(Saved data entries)
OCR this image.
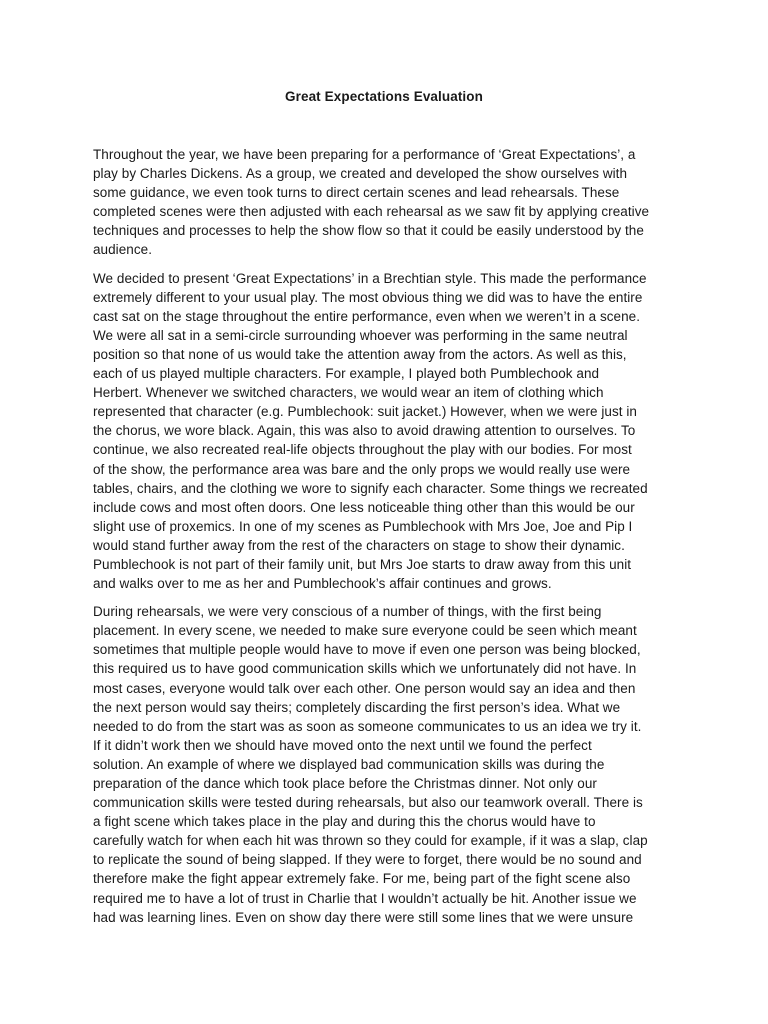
Great Expectations Evaluation

Throughout the year, we have been preparing for a performance of ‘Great Expectations’, a
play by Charles Dickens. As a group, we created and developed the show ourselves with
some guidance, we even took turns to direct certain scenes and lead rehearsals. These
completed scenes were then adjusted with each rehearsal as we saw fit by applying creative
techniques and processes to help the show flow so that it could be easily understood by the
audience.

We decided to present ‘Great Expectations’ in a Brechtian style. This made the performance
extremely different to your usual play. The most obvious thing we did was to have the entire
cast sat on the stage throughout the entire performance, even when we weren’t in a scene.
We were all sat in a semi-circle surrounding whoever was performing in the same neutral
position so that none of us would take the attention away from the actors. As well as this,
each of us played multiple characters. For example, I played both Pumblechook and
Herbert. Whenever we switched characters, we would wear an item of clothing which
represented that character (e.g. Pumblechook: suit jacket.) However, when we were just in
the chorus, we wore black. Again, this was also to avoid drawing attention to ourselves. To
continue, we also recreated real-life objects throughout the play with our bodies. For most
of the show, the performance area was bare and the only props we would really use were
tables, chairs, and the clothing we wore to signify each character. Some things we recreated
include cows and most often doors. One less noticeable thing other than this would be our
slight use of proxemics. In one of my scenes as Pumblechook with Mrs Joe, Joe and Pip I
would stand further away from the rest of the characters on stage to show their dynamic.
Pumblechook is not part of their family unit, but Mrs Joe starts to draw away from this unit
and walks over to me as her and Pumblechook’s affair continues and grows.

During rehearsals, we were very conscious of a number of things, with the first being
placement. In every scene, we needed to make sure everyone could be seen which meant
sometimes that multiple people would have to move if even one person was being blocked,
this required us to have good communication skills which we unfortunately did not have. In
most cases, everyone would talk over each other. One person would say an idea and then
the next person would say theirs; completely discarding the first person’s idea. What we
needed to do from the start was as soon as someone communicates to us an idea we try it.
If it didn’t work then we should have moved onto the next until we found the perfect
solution. An example of where we displayed bad communication skills was during the
preparation of the dance which took place before the Christmas dinner. Not only our
communication skills were tested during rehearsals, but also our teamwork overall. There is
a fight scene which takes place in the play and during this the chorus would have to
carefully watch for when each hit was thrown so they could for example, if it was a slap, clap
to replicate the sound of being slapped. If they were to forget, there would be no sound and
therefore make the fight appear extremely fake. For me, being part of the fight scene also
required me to have a lot of trust in Charlie that I wouldn’t actually be hit. Another issue we
had was learning lines. Even on show day there were still some lines that we were unsure
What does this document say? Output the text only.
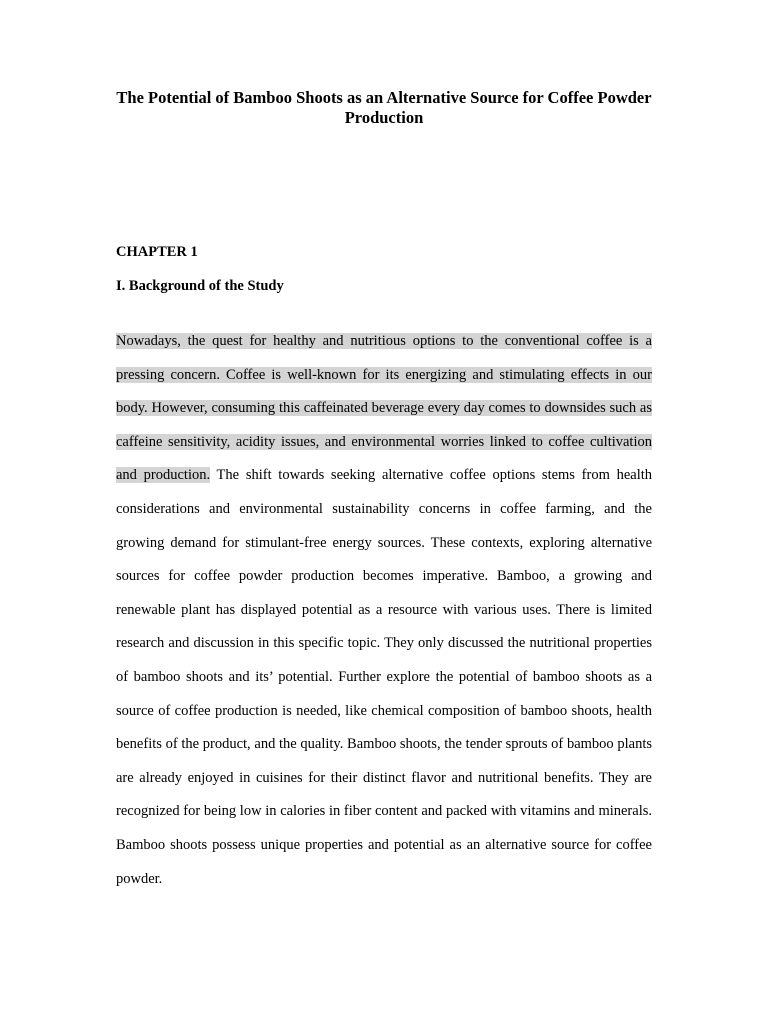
The Potential of Bamboo Shoots as an Alternative Source for Coffee Powder Production
CHAPTER 1
I. Background of the Study

Nowadays, the quest for healthy and nutritious options to the conventional coffee is a pressing concern. Coffee is well-known for its energizing and stimulating effects in our body. However, consuming this caffeinated beverage every day comes to downsides such as caffeine sensitivity, acidity issues, and environmental worries linked to coffee cultivation and production. The shift towards seeking alternative coffee options stems from health considerations and environmental sustainability concerns in coffee farming, and the growing demand for stimulant-free energy sources. These contexts, exploring alternative sources for coffee powder production becomes imperative. Bamboo, a growing and renewable plant has displayed potential as a resource with various uses. There is limited research and discussion in this specific topic. They only discussed the nutritional properties of bamboo shoots and its’ potential. Further explore the potential of bamboo shoots as a source of coffee production is needed, like chemical composition of bamboo shoots, health benefits of the product, and the quality. Bamboo shoots, the tender sprouts of bamboo plants are already enjoyed in cuisines for their distinct flavor and nutritional benefits. They are recognized for being low in calories in fiber content and packed with vitamins and minerals. Bamboo shoots possess unique properties and potential as an alternative source for coffee powder.
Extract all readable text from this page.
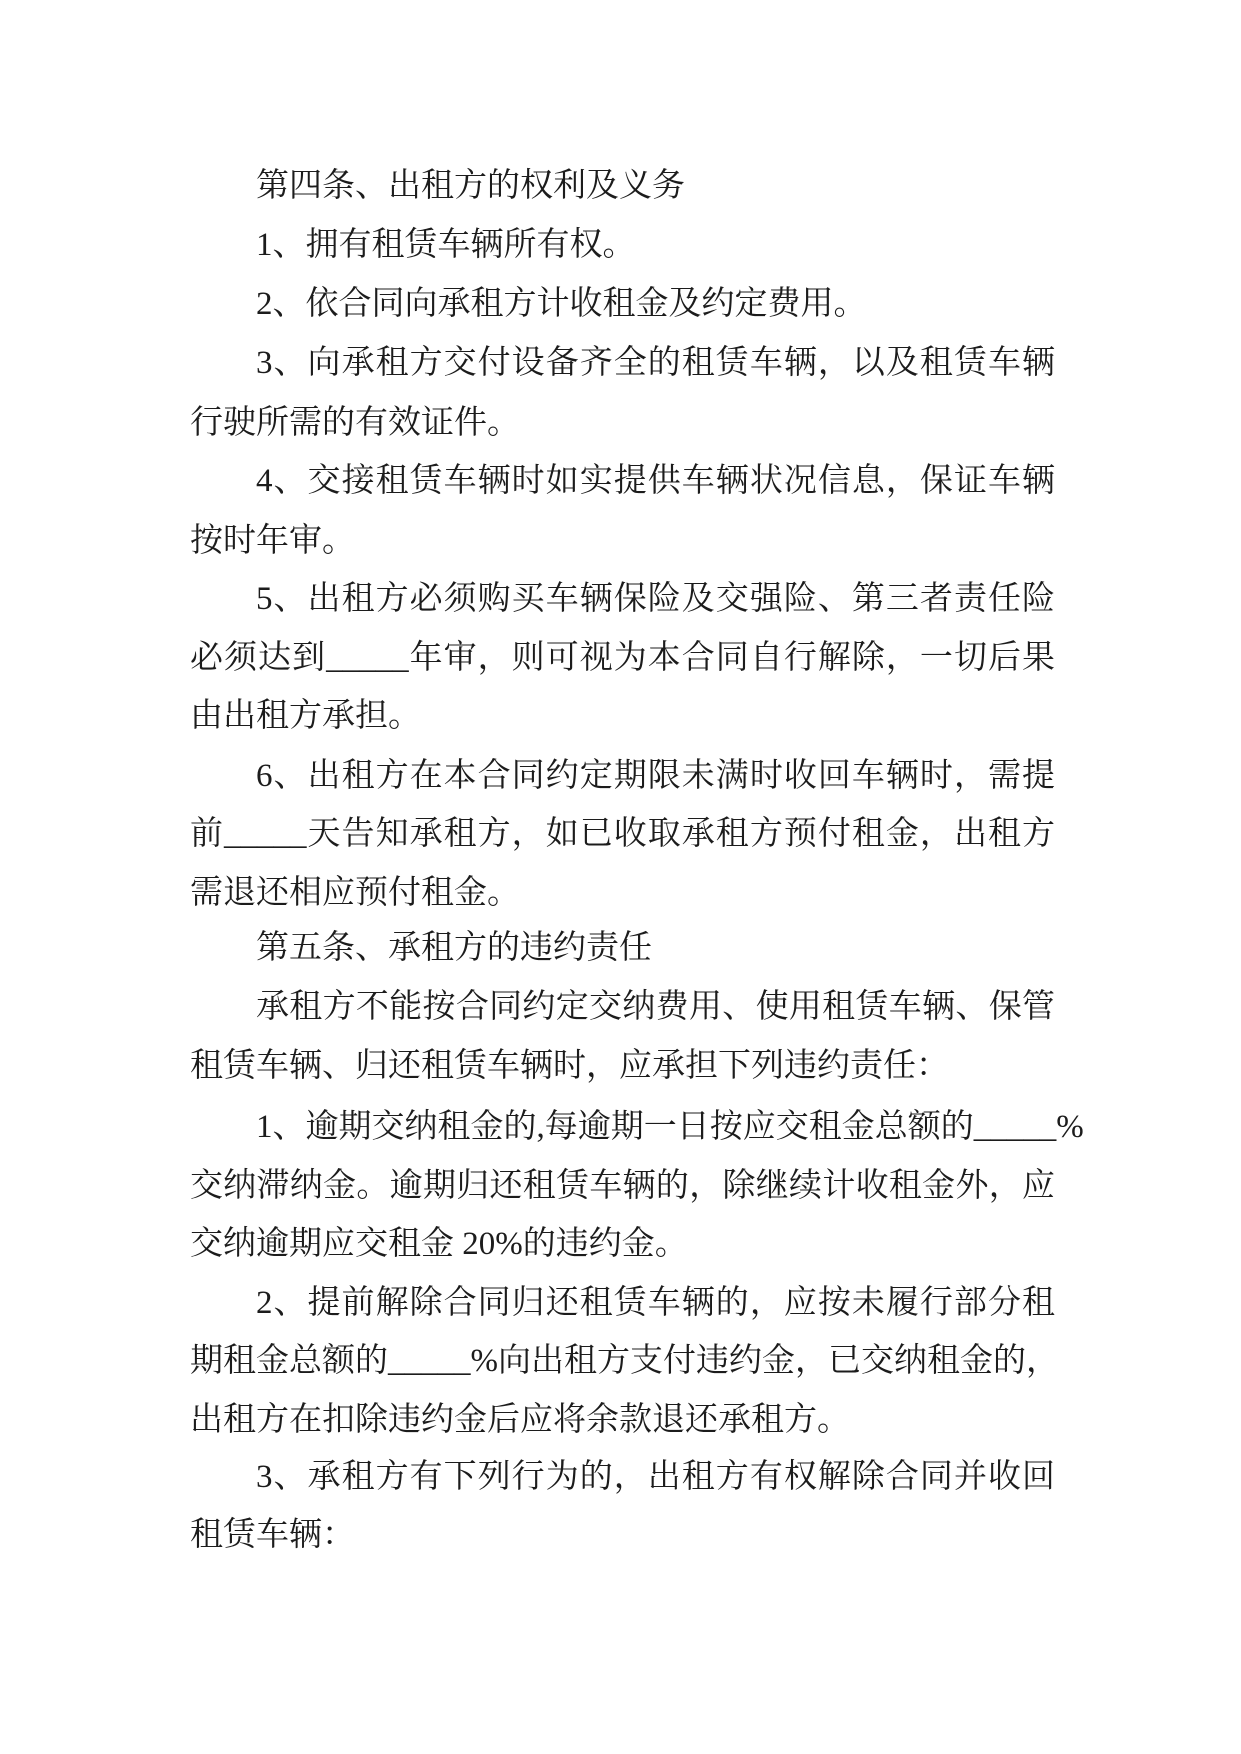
第四条、出租方的权利及义务
1、拥有租赁车辆所有权。
2、依合同向承租方计收租金及约定费用。
3、向承租方交付设备齐全的租赁车辆，以及租赁车辆
行驶所需的有效证件。
4、交接租赁车辆时如实提供车辆状况信息，保证车辆
按时年审。
5、出租方必须购买车辆保险及交强险、第三者责任险
必须达到_____年审，则可视为本合同自行解除，一切后果
由出租方承担。
6、出租方在本合同约定期限未满时收回车辆时，需提
前_____天告知承租方，如已收取承租方预付租金，出租方
需退还相应预付租金。
第五条、承租方的违约责任
承租方不能按合同约定交纳费用、使用租赁车辆、保管
租赁车辆、归还租赁车辆时，应承担下列违约责任：
1、逾期交纳租金的,每逾期一日按应交租金总额的_____%
交纳滞纳金。逾期归还租赁车辆的，除继续计收租金外，应
交纳逾期应交租金 20%的违约金。
2、提前解除合同归还租赁车辆的，应按未履行部分租
期租金总额的_____%向出租方支付违约金，已交纳租金的，
出租方在扣除违约金后应将余款退还承租方。
3、承租方有下列行为的，出租方有权解除合同并收回
租赁车辆：
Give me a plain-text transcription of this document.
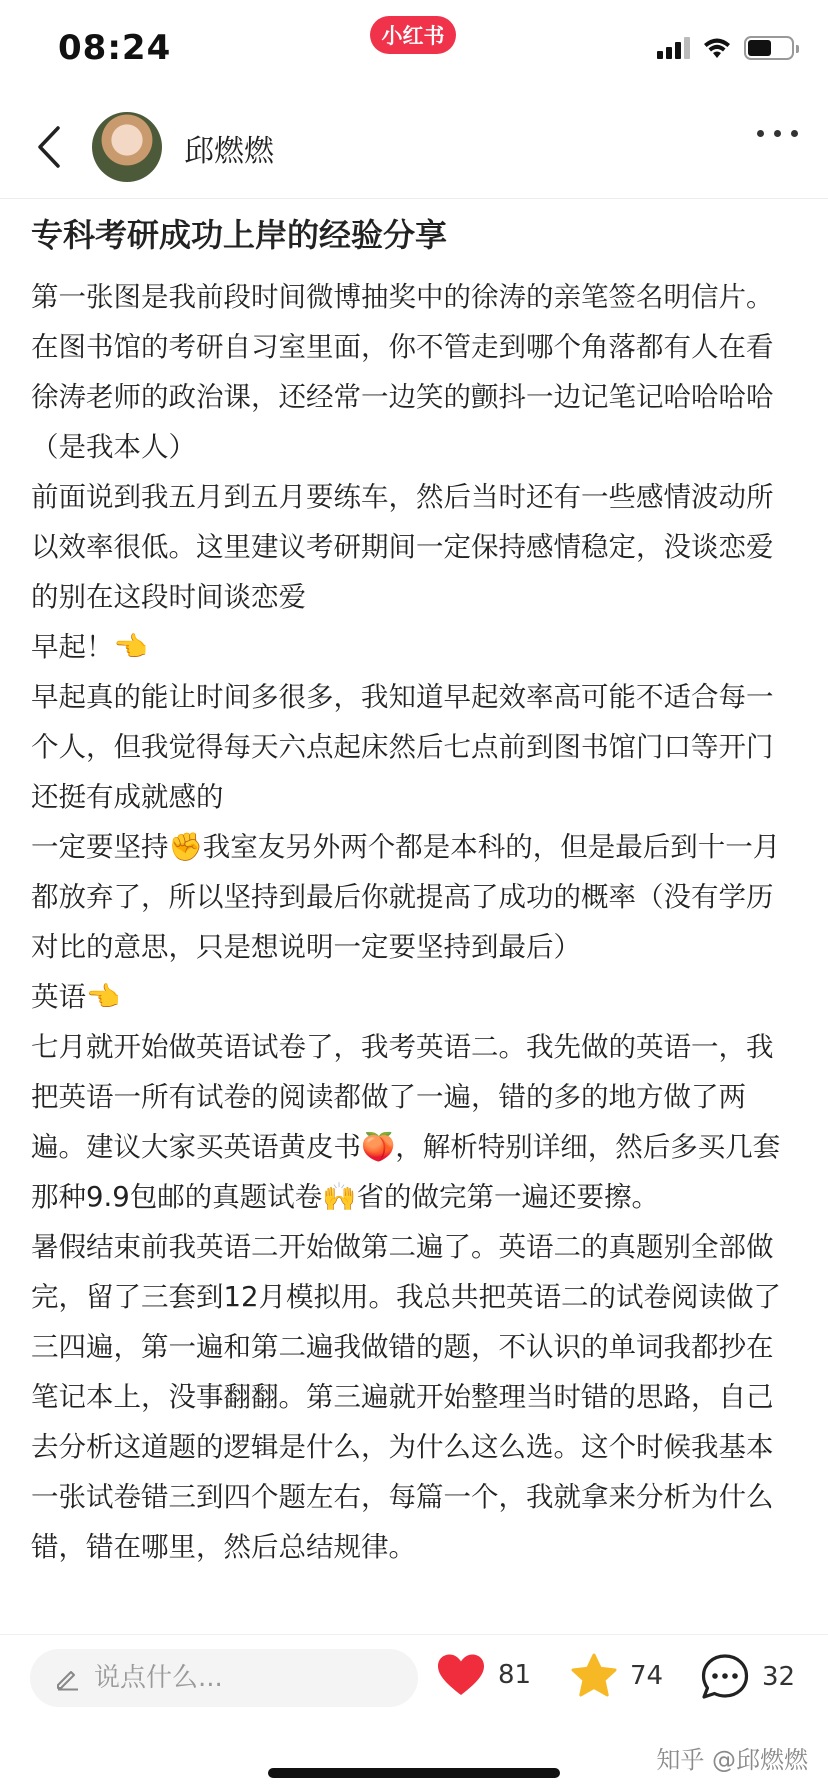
08:24	小红书
邱燃燃
专科考研成功上岸的经验分享

第一张图是我前段时间微博抽奖中的徐涛的亲笔签名明信片。在图书馆的考研自习室里面，你不管走到哪个角落都有人在看徐涛老师的政治课，还经常一边笑的颤抖一边记笔记哈哈哈哈（是我本人）

前面说到我五月到五月要练车，然后当时还有一些感情波动所以效率很低。这里建议考研期间一定保持感情稳定，没谈恋爱的别在这段时间谈恋爱

早起！👈

早起真的能让时间多很多，我知道早起效率高可能不适合每一个人，但我觉得每天六点起床然后七点前到图书馆门口等开门还挺有成就感的

一定要坚持✊我室友另外两个都是本科的，但是最后到十一月都放弃了，所以坚持到最后你就提高了成功的概率（没有学历对比的意思，只是想说明一定要坚持到最后）

英语👈

七月就开始做英语试卷了，我考英语二。我先做的英语一，我把英语一所有试卷的阅读都做了一遍，错的多的地方做了两遍。建议大家买英语黄皮书🍑，解析特别详细，然后多买几套那种9.9包邮的真题试卷🙌省的做完第一遍还要擦。

暑假结束前我英语二开始做第二遍了。英语二的真题别全部做完，留了三套到12月模拟用。我总共把英语二的试卷阅读做了三四遍，第一遍和第二遍我做错的题，不认识的单词我都抄在笔记本上，没事翻翻。第三遍就开始整理当时错的思路，自己去分析这道题的逻辑是什么，为什么这么选。这个时候我基本一张试卷错三到四个题左右，每篇一个，我就拿来分析为什么错，错在哪里，然后总结规律。

说点什么...
81	74	32
知乎 @邱燃燃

### Short exercise
Each line above is to be copied verbatim. Drop any image from the copy.

### Task output
OCR this image.
Great Expectations Evaluation

Throughout the year, we have been preparing for a performance of ‘Great Expectations’, a
play by Charles Dickens. As a group, we created and developed the show ourselves with
some guidance, we even took turns to direct certain scenes and lead rehearsals. These
completed scenes were then adjusted with each rehearsal as we saw fit by applying creative
techniques and processes to help the show flow so that it could be easily understood by the
audience.

We decided to present ‘Great Expectations’ in a Brechtian style. This made the performance
extremely different to your usual play. The most obvious thing we did was to have the entire
cast sat on the stage throughout the entire performance, even when we weren’t in a scene.
We were all sat in a semi-circle surrounding whoever was performing in the same neutral
position so that none of us would take the attention away from the actors. As well as this,
each of us played multiple characters. For example, I played both Pumblechook and
Herbert. Whenever we switched characters, we would wear an item of clothing which
represented that character (e.g. Pumblechook: suit jacket.) However, when we were just in
the chorus, we wore black. Again, this was also to avoid drawing attention to ourselves. To
continue, we also recreated real-life objects throughout the play with our bodies. For most
of the show, the performance area was bare and the only props we would really use were
tables, chairs, and the clothing we wore to signify each character. Some things we recreated
include cows and most often doors. One less noticeable thing other than this would be our
slight use of proxemics. In one of my scenes as Pumblechook with Mrs Joe, Joe and Pip I
would stand further away from the rest of the characters on stage to show their dynamic.
Pumblechook is not part of their family unit, but Mrs Joe starts to draw away from this unit
and walks over to me as her and Pumblechook’s affair continues and grows.

During rehearsals, we were very conscious of a number of things, with the first being
placement. In every scene, we needed to make sure everyone could be seen which meant
sometimes that multiple people would have to move if even one person was being blocked,
this required us to have good communication skills which we unfortunately did not have. In
most cases, everyone would talk over each other. One person would say an idea and then
the next person would say theirs; completely discarding the first person’s idea. What we
needed to do from the start was as soon as someone communicates to us an idea we try it.
If it didn’t work then we should have moved onto the next until we found the perfect
solution. An example of where we displayed bad communication skills was during the
preparation of the dance which took place before the Christmas dinner. Not only our
communication skills were tested during rehearsals, but also our teamwork overall. There is
a fight scene which takes place in the play and during this the chorus would have to
carefully watch for when each hit was thrown so they could for example, if it was a slap, clap
to replicate the sound of being slapped. If they were to forget, there would be no sound and
therefore make the fight appear extremely fake. For me, being part of the fight scene also
required me to have a lot of trust in Charlie that I wouldn’t actually be hit. Another issue we
had was learning lines. Even on show day there were still some lines that we were unsure
What does this document say? Output the text only.
The Potential of Bamboo Shoots as an Alternative Source for Coffee Powder Production
CHAPTER 1
I. Background of the Study

Nowadays, the quest for healthy and nutritious options to the conventional coffee is a pressing concern. Coffee is well-known for its energizing and stimulating effects in our body. However, consuming this caffeinated beverage every day comes to downsides such as caffeine sensitivity, acidity issues, and environmental worries linked to coffee cultivation and production. The shift towards seeking alternative coffee options stems from health considerations and environmental sustainability concerns in coffee farming, and the growing demand for stimulant-free energy sources. These contexts, exploring alternative sources for coffee powder production becomes imperative. Bamboo, a growing and renewable plant has displayed potential as a resource with various uses. There is limited research and discussion in this specific topic. They only discussed the nutritional properties of bamboo shoots and its’ potential. Further explore the potential of bamboo shoots as a source of coffee production is needed, like chemical composition of bamboo shoots, health benefits of the product, and the quality. Bamboo shoots, the tender sprouts of bamboo plants are already enjoyed in cuisines for their distinct flavor and nutritional benefits. They are recognized for being low in calories in fiber content and packed with vitamins and minerals. Bamboo shoots possess unique properties and potential as an alternative source for coffee powder.
Extract all readable text from this page.
第四条、出租方的权利及义务
1、拥有租赁车辆所有权。
2、依合同向承租方计收租金及约定费用。
3、向承租方交付设备齐全的租赁车辆，以及租赁车辆
行驶所需的有效证件。
4、交接租赁车辆时如实提供车辆状况信息，保证车辆
按时年审。
5、出租方必须购买车辆保险及交强险、第三者责任险
必须达到_____年审，则可视为本合同自行解除，一切后果
由出租方承担。
6、出租方在本合同约定期限未满时收回车辆时，需提
前_____天告知承租方，如已收取承租方预付租金，出租方
需退还相应预付租金。
第五条、承租方的违约责任
承租方不能按合同约定交纳费用、使用租赁车辆、保管
租赁车辆、归还租赁车辆时，应承担下列违约责任：
1、逾期交纳租金的,每逾期一日按应交租金总额的_____%
交纳滞纳金。逾期归还租赁车辆的，除继续计收租金外，应
交纳逾期应交租金 20%的违约金。
2、提前解除合同归还租赁车辆的，应按未履行部分租
期租金总额的_____%向出租方支付违约金，已交纳租金的，
出租方在扣除违约金后应将余款退还承租方。
3、承租方有下列行为的，出租方有权解除合同并收回
租赁车辆：
Give me a plain-text transcription of this document.
08:24	小红书
邱燃燃
专科考研成功上岸的经验分享

第一张图是我前段时间微博抽奖中的徐涛的亲笔签名明信片。在图书馆的考研自习室里面，你不管走到哪个角落都有人在看徐涛老师的政治课，还经常一边笑的颤抖一边记笔记哈哈哈哈（是我本人）

前面说到我五月到五月要练车，然后当时还有一些感情波动所以效率很低。这里建议考研期间一定保持感情稳定，没谈恋爱的别在这段时间谈恋爱

早起！👈

早起真的能让时间多很多，我知道早起效率高可能不适合每一个人，但我觉得每天六点起床然后七点前到图书馆门口等开门还挺有成就感的

一定要坚持✊我室友另外两个都是本科的，但是最后到十一月都放弃了，所以坚持到最后你就提高了成功的概率（没有学历对比的意思，只是想说明一定要坚持到最后）

英语👈

七月就开始做英语试卷了，我考英语二。我先做的英语一，我把英语一所有试卷的阅读都做了一遍，错的多的地方做了两遍。建议大家买英语黄皮书🍑，解析特别详细，然后多买几套那种9.9包邮的真题试卷🙌省的做完第一遍还要擦。

暑假结束前我英语二开始做第二遍了。英语二的真题别全部做完，留了三套到12月模拟用。我总共把英语二的试卷阅读做了三四遍，第一遍和第二遍我做错的题，不认识的单词我都抄在笔记本上，没事翻翻。第三遍就开始整理当时错的思路，自己去分析这道题的逻辑是什么，为什么这么选。这个时候我基本一张试卷错三到四个题左右，每篇一个，我就拿来分析为什么错，错在哪里，然后总结规律。

说点什么...
81	74	32
知乎 @邱燃燃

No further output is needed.